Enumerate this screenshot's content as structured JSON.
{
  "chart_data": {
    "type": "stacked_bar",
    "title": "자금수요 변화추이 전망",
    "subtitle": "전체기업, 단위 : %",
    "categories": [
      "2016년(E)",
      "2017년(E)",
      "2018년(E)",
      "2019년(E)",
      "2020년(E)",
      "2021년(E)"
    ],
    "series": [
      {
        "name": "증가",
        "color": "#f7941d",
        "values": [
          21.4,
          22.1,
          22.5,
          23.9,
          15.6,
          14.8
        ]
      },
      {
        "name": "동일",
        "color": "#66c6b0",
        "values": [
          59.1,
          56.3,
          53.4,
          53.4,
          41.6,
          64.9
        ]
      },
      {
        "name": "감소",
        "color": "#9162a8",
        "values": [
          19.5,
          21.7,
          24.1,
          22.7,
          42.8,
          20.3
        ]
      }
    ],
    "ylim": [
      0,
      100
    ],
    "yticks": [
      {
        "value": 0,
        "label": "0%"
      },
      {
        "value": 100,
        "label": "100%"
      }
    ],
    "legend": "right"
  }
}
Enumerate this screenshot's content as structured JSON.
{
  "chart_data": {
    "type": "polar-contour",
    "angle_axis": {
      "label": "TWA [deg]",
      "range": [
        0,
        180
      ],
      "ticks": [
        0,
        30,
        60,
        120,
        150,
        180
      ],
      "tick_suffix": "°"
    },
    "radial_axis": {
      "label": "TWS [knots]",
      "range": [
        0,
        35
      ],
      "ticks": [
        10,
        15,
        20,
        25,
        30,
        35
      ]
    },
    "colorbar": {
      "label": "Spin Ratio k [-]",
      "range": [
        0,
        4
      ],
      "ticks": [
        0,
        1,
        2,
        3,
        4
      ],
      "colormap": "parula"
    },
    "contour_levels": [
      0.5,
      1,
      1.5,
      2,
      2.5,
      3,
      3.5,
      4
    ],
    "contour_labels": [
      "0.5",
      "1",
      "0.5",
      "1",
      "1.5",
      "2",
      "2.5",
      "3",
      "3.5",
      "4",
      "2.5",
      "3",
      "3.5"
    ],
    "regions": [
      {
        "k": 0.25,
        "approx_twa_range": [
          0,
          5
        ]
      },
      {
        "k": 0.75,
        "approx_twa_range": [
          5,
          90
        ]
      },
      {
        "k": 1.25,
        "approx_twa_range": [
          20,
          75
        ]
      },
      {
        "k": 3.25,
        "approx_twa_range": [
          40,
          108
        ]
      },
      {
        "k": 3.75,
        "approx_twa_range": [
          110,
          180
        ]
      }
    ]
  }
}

» **Exercise aim**:
Print the whole listing again, exactly.

» **Full response**:
Enumerate this screenshot's content as structured JSON.
{
  "chart_data": {
    "type": "stacked_bar",
    "title": "자금수요 변화추이 전망",
    "subtitle": "전체기업, 단위 : %",
    "categories": [
      "2016년(E)",
      "2017년(E)",
      "2018년(E)",
      "2019년(E)",
      "2020년(E)",
      "2021년(E)"
    ],
    "series": [
      {
        "name": "증가",
        "color": "#f7941d",
        "values": [
          21.4,
          22.1,
          22.5,
          23.9,
          15.6,
          14.8
        ]
      },
      {
        "name": "동일",
        "color": "#66c6b0",
        "values": [
          59.1,
          56.3,
          53.4,
          53.4,
          41.6,
          64.9
        ]
      },
      {
        "name": "감소",
        "color": "#9162a8",
        "values": [
          19.5,
          21.7,
          24.1,
          22.7,
          42.8,
          20.3
        ]
      }
    ],
    "ylim": [
      0,
      100
    ],
    "yticks": [
      {
        "value": 0,
        "label": "0%"
      },
      {
        "value": 100,
        "label": "100%"
      }
    ],
    "legend": "right"
  }
}
Enumerate this screenshot's content as structured JSON.
{
  "chart_data": {
    "type": "polar-contour",
    "angle_axis": {
      "label": "TWA [deg]",
      "range": [
        0,
        180
      ],
      "ticks": [
        0,
        30,
        60,
        120,
        150,
        180
      ],
      "tick_suffix": "°"
    },
    "radial_axis": {
      "label": "TWS [knots]",
      "range": [
        0,
        35
      ],
      "ticks": [
        10,
        15,
        20,
        25,
        30,
        35
      ]
    },
    "colorbar": {
      "label": "Spin Ratio k [-]",
      "range": [
        0,
        4
      ],
      "ticks": [
        0,
        1,
        2,
        3,
        4
      ],
      "colormap": "parula"
    },
    "contour_levels": [
      0.5,
      1,
      1.5,
      2,
      2.5,
      3,
      3.5,
      4
    ],
    "contour_labels": [
      "0.5",
      "1",
      "0.5",
      "1",
      "1.5",
      "2",
      "2.5",
      "3",
      "3.5",
      "4",
      "2.5",
      "3",
      "3.5"
    ],
    "regions": [
      {
        "k": 0.25,
        "approx_twa_range": [
          0,
          5
        ]
      },
      {
        "k": 0.75,
        "approx_twa_range": [
          5,
          90
        ]
      },
      {
        "k": 1.25,
        "approx_twa_range": [
          20,
          75
        ]
      },
      {
        "k": 3.25,
        "approx_twa_range": [
          40,
          108
        ]
      },
      {
        "k": 3.75,
        "approx_twa_range": [
          110,
          180
        ]
      }
    ]
  }
}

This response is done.